** start **

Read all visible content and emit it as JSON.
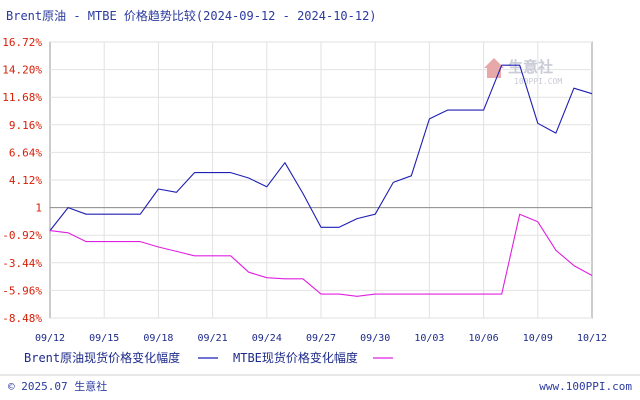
{
  "chart_data": {
    "type": "line",
    "title": "Brent原油 - MTBE 价格趋势比较(2024-09-12 - 2024-10-12)",
    "x_tick_labels": [
      "09/12",
      "09/15",
      "09/18",
      "09/21",
      "09/24",
      "09/27",
      "09/30",
      "10/03",
      "10/06",
      "10/09",
      "10/12"
    ],
    "y_tick_labels": [
      "16.72%",
      "14.20%",
      "11.68%",
      "9.16%",
      "6.64%",
      "4.12%",
      "1",
      "-0.92%",
      "-3.44%",
      "-5.96%",
      "-8.48%"
    ],
    "ylim": [
      -8.48,
      16.72
    ],
    "x_range": [
      "2024-09-12",
      "2024-10-12"
    ],
    "baseline": 1.6,
    "grid": true,
    "legend_position": "bottom",
    "series": [
      {
        "name": "Brent原油现货价格变化幅度",
        "color": "#1f1fb4",
        "x": [
          "2024-09-12",
          "2024-09-13",
          "2024-09-14",
          "2024-09-15",
          "2024-09-16",
          "2024-09-17",
          "2024-09-18",
          "2024-09-19",
          "2024-09-20",
          "2024-09-21",
          "2024-09-22",
          "2024-09-23",
          "2024-09-24",
          "2024-09-25",
          "2024-09-26",
          "2024-09-27",
          "2024-09-28",
          "2024-09-29",
          "2024-09-30",
          "2024-10-01",
          "2024-10-02",
          "2024-10-03",
          "2024-10-04",
          "2024-10-05",
          "2024-10-06",
          "2024-10-07",
          "2024-10-08",
          "2024-10-09",
          "2024-10-10",
          "2024-10-11",
          "2024-10-12"
        ],
        "values": [
          -0.5,
          1.6,
          1.0,
          1.0,
          1.0,
          1.0,
          3.3,
          3.0,
          4.8,
          4.8,
          4.8,
          4.3,
          3.5,
          5.7,
          2.9,
          -0.2,
          -0.2,
          0.6,
          1.0,
          3.9,
          4.5,
          9.7,
          10.5,
          10.5,
          10.5,
          14.6,
          14.6,
          9.3,
          8.4,
          12.5,
          12.0
        ]
      },
      {
        "name": "MTBE现货价格变化幅度",
        "color": "#e020e0",
        "x": [
          "2024-09-12",
          "2024-09-13",
          "2024-09-14",
          "2024-09-15",
          "2024-09-16",
          "2024-09-17",
          "2024-09-18",
          "2024-09-19",
          "2024-09-20",
          "2024-09-21",
          "2024-09-22",
          "2024-09-23",
          "2024-09-24",
          "2024-09-25",
          "2024-09-26",
          "2024-09-27",
          "2024-09-28",
          "2024-09-29",
          "2024-09-30",
          "2024-10-01",
          "2024-10-02",
          "2024-10-03",
          "2024-10-04",
          "2024-10-05",
          "2024-10-06",
          "2024-10-07",
          "2024-10-08",
          "2024-10-09",
          "2024-10-10",
          "2024-10-11",
          "2024-10-12"
        ],
        "values": [
          -0.5,
          -0.7,
          -1.5,
          -1.5,
          -1.5,
          -1.5,
          -2.0,
          -2.4,
          -2.8,
          -2.8,
          -2.8,
          -4.3,
          -4.8,
          -4.9,
          -4.9,
          -6.3,
          -6.3,
          -6.5,
          -6.3,
          -6.3,
          -6.3,
          -6.3,
          -6.3,
          -6.3,
          -6.3,
          -6.3,
          1.0,
          0.3,
          -2.3,
          -3.7,
          -4.6
        ]
      }
    ]
  },
  "legend": {
    "items": [
      {
        "label": "Brent原油现货价格变化幅度",
        "color": "#1f1fb4"
      },
      {
        "label": "MTBE现货价格变化幅度",
        "color": "#e020e0"
      }
    ]
  },
  "footer": {
    "left": "© 2025.07 生意社",
    "right": "www.100PPI.com"
  },
  "watermark": {
    "name": "生意社",
    "site": "100PPI.COM"
  }
}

** end **

- JOB -
Exclude all images and restate the records above word for word.

- RIGHT ANSWER -
Read all visible content and emit it as JSON.
{
  "chart_data": {
    "type": "line",
    "title": "Brent原油 - MTBE 价格趋势比较(2024-09-12 - 2024-10-12)",
    "x_tick_labels": [
      "09/12",
      "09/15",
      "09/18",
      "09/21",
      "09/24",
      "09/27",
      "09/30",
      "10/03",
      "10/06",
      "10/09",
      "10/12"
    ],
    "y_tick_labels": [
      "16.72%",
      "14.20%",
      "11.68%",
      "9.16%",
      "6.64%",
      "4.12%",
      "1",
      "-0.92%",
      "-3.44%",
      "-5.96%",
      "-8.48%"
    ],
    "ylim": [
      -8.48,
      16.72
    ],
    "x_range": [
      "2024-09-12",
      "2024-10-12"
    ],
    "baseline": 1.6,
    "grid": true,
    "legend_position": "bottom",
    "series": [
      {
        "name": "Brent原油现货价格变化幅度",
        "color": "#1f1fb4",
        "x": [
          "2024-09-12",
          "2024-09-13",
          "2024-09-14",
          "2024-09-15",
          "2024-09-16",
          "2024-09-17",
          "2024-09-18",
          "2024-09-19",
          "2024-09-20",
          "2024-09-21",
          "2024-09-22",
          "2024-09-23",
          "2024-09-24",
          "2024-09-25",
          "2024-09-26",
          "2024-09-27",
          "2024-09-28",
          "2024-09-29",
          "2024-09-30",
          "2024-10-01",
          "2024-10-02",
          "2024-10-03",
          "2024-10-04",
          "2024-10-05",
          "2024-10-06",
          "2024-10-07",
          "2024-10-08",
          "2024-10-09",
          "2024-10-10",
          "2024-10-11",
          "2024-10-12"
        ],
        "values": [
          -0.5,
          1.6,
          1.0,
          1.0,
          1.0,
          1.0,
          3.3,
          3.0,
          4.8,
          4.8,
          4.8,
          4.3,
          3.5,
          5.7,
          2.9,
          -0.2,
          -0.2,
          0.6,
          1.0,
          3.9,
          4.5,
          9.7,
          10.5,
          10.5,
          10.5,
          14.6,
          14.6,
          9.3,
          8.4,
          12.5,
          12.0
        ]
      },
      {
        "name": "MTBE现货价格变化幅度",
        "color": "#e020e0",
        "x": [
          "2024-09-12",
          "2024-09-13",
          "2024-09-14",
          "2024-09-15",
          "2024-09-16",
          "2024-09-17",
          "2024-09-18",
          "2024-09-19",
          "2024-09-20",
          "2024-09-21",
          "2024-09-22",
          "2024-09-23",
          "2024-09-24",
          "2024-09-25",
          "2024-09-26",
          "2024-09-27",
          "2024-09-28",
          "2024-09-29",
          "2024-09-30",
          "2024-10-01",
          "2024-10-02",
          "2024-10-03",
          "2024-10-04",
          "2024-10-05",
          "2024-10-06",
          "2024-10-07",
          "2024-10-08",
          "2024-10-09",
          "2024-10-10",
          "2024-10-11",
          "2024-10-12"
        ],
        "values": [
          -0.5,
          -0.7,
          -1.5,
          -1.5,
          -1.5,
          -1.5,
          -2.0,
          -2.4,
          -2.8,
          -2.8,
          -2.8,
          -4.3,
          -4.8,
          -4.9,
          -4.9,
          -6.3,
          -6.3,
          -6.5,
          -6.3,
          -6.3,
          -6.3,
          -6.3,
          -6.3,
          -6.3,
          -6.3,
          -6.3,
          1.0,
          0.3,
          -2.3,
          -3.7,
          -4.6
        ]
      }
    ]
  },
  "legend": {
    "items": [
      {
        "label": "Brent原油现货价格变化幅度",
        "color": "#1f1fb4"
      },
      {
        "label": "MTBE现货价格变化幅度",
        "color": "#e020e0"
      }
    ]
  },
  "footer": {
    "left": "© 2025.07 生意社",
    "right": "www.100PPI.com"
  },
  "watermark": {
    "name": "生意社",
    "site": "100PPI.COM"
  }
}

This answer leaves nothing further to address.